→ Aim of the task
List every line in this data where the string "replay" occurs.

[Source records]
—————
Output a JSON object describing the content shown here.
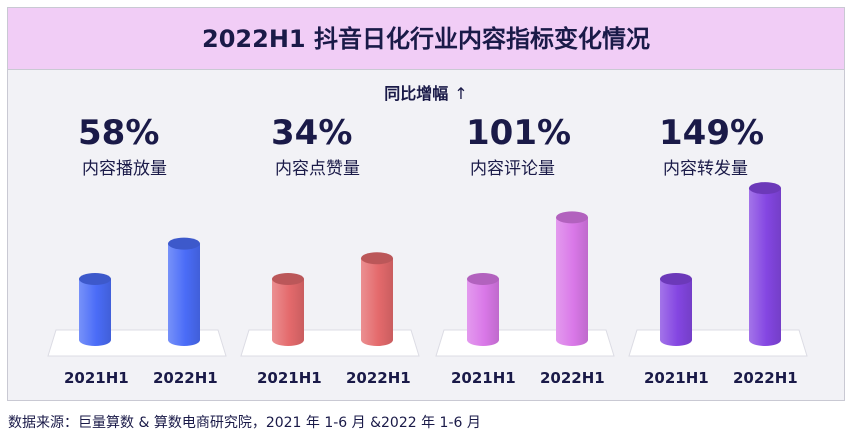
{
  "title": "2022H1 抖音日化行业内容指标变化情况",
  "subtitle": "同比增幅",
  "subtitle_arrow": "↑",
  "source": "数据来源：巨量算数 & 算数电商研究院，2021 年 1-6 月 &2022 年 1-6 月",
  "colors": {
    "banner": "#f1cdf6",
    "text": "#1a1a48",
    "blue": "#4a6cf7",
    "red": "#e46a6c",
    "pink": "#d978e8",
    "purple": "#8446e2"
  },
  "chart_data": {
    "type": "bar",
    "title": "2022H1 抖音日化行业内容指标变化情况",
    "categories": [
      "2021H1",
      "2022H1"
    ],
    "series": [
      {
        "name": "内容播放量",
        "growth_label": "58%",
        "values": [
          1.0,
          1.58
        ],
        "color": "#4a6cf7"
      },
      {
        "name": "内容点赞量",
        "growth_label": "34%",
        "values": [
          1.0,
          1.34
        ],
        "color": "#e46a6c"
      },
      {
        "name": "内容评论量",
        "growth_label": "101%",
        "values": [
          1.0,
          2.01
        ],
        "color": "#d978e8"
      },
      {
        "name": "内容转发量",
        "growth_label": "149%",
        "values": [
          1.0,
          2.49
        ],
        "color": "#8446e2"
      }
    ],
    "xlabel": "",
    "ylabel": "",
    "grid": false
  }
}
—————
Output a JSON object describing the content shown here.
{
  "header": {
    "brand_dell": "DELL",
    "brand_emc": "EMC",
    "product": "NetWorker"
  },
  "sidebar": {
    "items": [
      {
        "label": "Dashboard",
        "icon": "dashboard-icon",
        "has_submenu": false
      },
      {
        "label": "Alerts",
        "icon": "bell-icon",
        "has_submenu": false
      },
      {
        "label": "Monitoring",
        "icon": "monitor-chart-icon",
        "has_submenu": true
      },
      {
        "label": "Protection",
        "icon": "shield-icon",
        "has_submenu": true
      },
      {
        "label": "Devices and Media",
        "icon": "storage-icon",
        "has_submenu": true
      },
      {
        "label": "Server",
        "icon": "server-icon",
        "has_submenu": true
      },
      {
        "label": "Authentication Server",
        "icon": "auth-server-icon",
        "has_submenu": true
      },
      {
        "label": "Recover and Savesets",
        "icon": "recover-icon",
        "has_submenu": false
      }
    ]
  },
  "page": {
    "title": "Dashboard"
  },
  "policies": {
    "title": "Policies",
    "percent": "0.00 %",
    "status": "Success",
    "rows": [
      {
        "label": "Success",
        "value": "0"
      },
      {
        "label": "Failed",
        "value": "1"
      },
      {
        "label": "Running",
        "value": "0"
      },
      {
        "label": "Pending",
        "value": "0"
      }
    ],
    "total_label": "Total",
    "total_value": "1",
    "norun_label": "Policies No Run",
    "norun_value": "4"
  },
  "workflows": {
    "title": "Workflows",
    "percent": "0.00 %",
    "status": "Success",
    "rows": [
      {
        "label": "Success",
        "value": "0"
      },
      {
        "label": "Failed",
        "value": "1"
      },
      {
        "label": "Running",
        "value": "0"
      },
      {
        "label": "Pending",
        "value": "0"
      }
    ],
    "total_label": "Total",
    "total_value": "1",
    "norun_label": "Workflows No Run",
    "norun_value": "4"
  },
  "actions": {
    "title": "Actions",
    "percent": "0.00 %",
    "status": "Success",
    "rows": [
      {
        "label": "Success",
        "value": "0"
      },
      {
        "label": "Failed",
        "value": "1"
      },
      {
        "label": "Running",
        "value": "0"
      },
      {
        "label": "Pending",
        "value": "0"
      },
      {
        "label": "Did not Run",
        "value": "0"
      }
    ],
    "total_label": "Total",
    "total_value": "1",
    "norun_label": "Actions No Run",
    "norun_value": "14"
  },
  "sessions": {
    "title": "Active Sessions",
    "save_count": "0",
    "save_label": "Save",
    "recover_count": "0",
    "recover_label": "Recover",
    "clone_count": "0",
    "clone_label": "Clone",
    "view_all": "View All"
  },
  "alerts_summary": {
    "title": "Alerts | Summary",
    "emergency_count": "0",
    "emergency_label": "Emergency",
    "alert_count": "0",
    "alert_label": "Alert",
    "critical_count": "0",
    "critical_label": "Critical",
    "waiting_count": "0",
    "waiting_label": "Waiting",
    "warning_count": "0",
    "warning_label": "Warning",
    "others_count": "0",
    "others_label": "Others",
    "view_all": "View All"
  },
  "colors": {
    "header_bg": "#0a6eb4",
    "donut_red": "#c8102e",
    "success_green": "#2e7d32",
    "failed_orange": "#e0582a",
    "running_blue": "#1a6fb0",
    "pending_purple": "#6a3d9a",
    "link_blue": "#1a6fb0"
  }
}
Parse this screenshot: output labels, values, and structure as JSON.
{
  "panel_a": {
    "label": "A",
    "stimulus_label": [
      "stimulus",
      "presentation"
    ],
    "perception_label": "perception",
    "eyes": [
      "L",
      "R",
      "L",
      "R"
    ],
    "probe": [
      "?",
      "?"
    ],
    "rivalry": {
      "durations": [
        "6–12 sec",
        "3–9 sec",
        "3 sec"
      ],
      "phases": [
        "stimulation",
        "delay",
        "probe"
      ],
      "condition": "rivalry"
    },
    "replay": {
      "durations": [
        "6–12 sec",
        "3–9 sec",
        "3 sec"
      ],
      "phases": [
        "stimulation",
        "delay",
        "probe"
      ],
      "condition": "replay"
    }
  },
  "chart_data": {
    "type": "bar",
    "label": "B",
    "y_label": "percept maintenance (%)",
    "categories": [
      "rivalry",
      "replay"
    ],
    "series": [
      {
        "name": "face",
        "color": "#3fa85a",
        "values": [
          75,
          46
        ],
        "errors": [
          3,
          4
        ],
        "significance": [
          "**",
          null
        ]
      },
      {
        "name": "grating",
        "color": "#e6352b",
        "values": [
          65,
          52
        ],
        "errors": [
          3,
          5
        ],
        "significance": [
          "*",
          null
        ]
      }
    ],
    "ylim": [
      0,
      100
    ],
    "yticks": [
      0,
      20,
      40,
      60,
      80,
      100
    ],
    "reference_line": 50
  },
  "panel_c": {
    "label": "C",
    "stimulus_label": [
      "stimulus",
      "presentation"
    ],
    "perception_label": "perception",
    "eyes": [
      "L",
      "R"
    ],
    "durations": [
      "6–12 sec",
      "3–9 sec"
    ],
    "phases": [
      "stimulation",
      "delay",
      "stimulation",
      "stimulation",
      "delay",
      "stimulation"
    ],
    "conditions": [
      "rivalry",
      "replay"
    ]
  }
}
—————
→ Full output
    "replay": {
      "condition": "replay"
      "replay"
      "replay"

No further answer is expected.